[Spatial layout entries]

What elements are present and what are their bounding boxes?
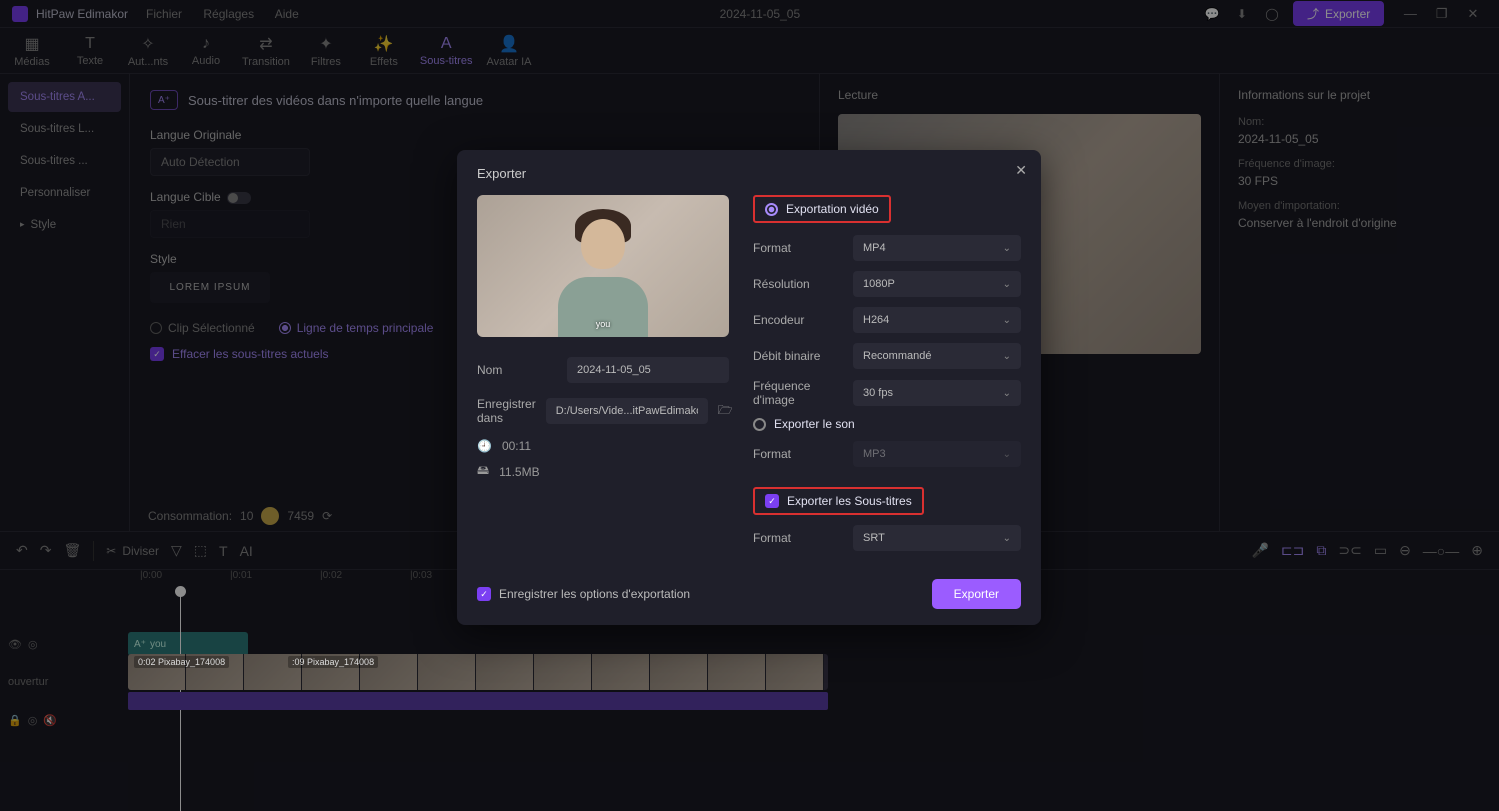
export-video-option[interactable]: Exportation vidéo xyxy=(753,195,891,223)
save-options-checkbox[interactable]: ✓Enregistrer les options d'exportation xyxy=(477,587,690,601)
subtitle-format-select[interactable]: SRT⌄ xyxy=(853,525,1021,551)
chevron-down-icon: ⌄ xyxy=(1003,243,1011,254)
format-select[interactable]: MP4⌄ xyxy=(853,235,1021,261)
export-name-input[interactable] xyxy=(567,357,729,383)
export-size: 11.5MB xyxy=(499,465,539,479)
resolution-select[interactable]: 1080P⌄ xyxy=(853,271,1021,297)
fps-select[interactable]: 30 fps⌄ xyxy=(853,380,1021,406)
audio-format-select: MP3⌄ xyxy=(853,441,1021,467)
checkbox-checked-icon: ✓ xyxy=(765,494,779,508)
export-subtitles-option[interactable]: ✓ Exporter les Sous-titres xyxy=(753,487,924,515)
export-audio-option[interactable]: Exporter le son xyxy=(753,417,1021,431)
export-duration: 00:11 xyxy=(502,439,531,453)
radio-unchecked-icon xyxy=(753,418,766,431)
radio-checked-icon xyxy=(765,203,778,216)
modal-title: Exporter xyxy=(477,166,1021,181)
clock-icon: 🕘 xyxy=(477,439,492,453)
folder-icon[interactable]: 🗁 xyxy=(718,401,733,422)
export-path-input[interactable] xyxy=(546,398,708,424)
modal-close-button[interactable]: ✕ xyxy=(1015,162,1027,179)
export-dialog: Exporter ✕ you Nom Enregistrer dans 🗁 🕘0… xyxy=(457,150,1041,625)
export-confirm-button[interactable]: Exporter xyxy=(932,579,1021,609)
bitrate-select[interactable]: Recommandé⌄ xyxy=(853,343,1021,369)
encoder-select[interactable]: H264⌄ xyxy=(853,307,1021,333)
disk-icon: 🖴 xyxy=(477,461,489,482)
export-preview: you xyxy=(477,195,729,337)
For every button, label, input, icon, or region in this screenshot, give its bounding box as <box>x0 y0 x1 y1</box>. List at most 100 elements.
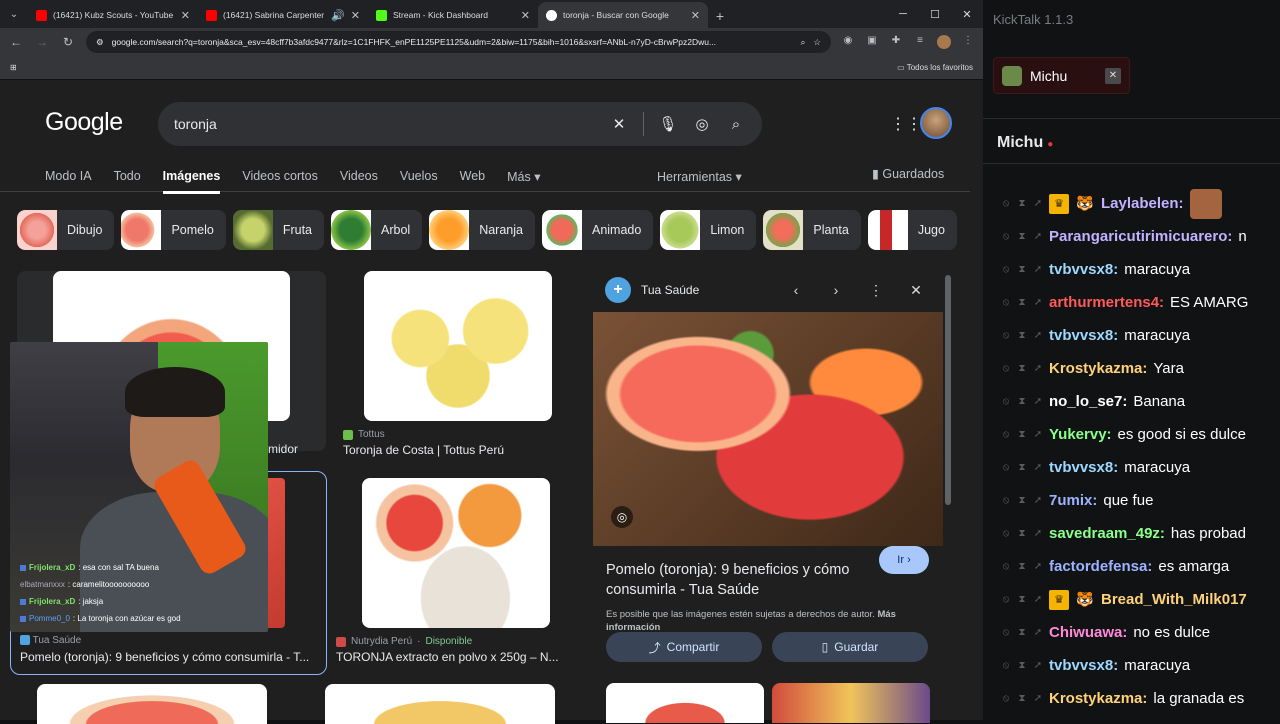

▶ **EXERCISE GOAL**: Please list every line in the material that contains the string "modal". Treat uppercase and lowercase as different.

▶ **EXPECTED ANSWER**:
modal-title: Exporter xyxy=(477,166,1021,181)
modal-close-button[interactable]: ✕ xyxy=(1015,162,1027,179)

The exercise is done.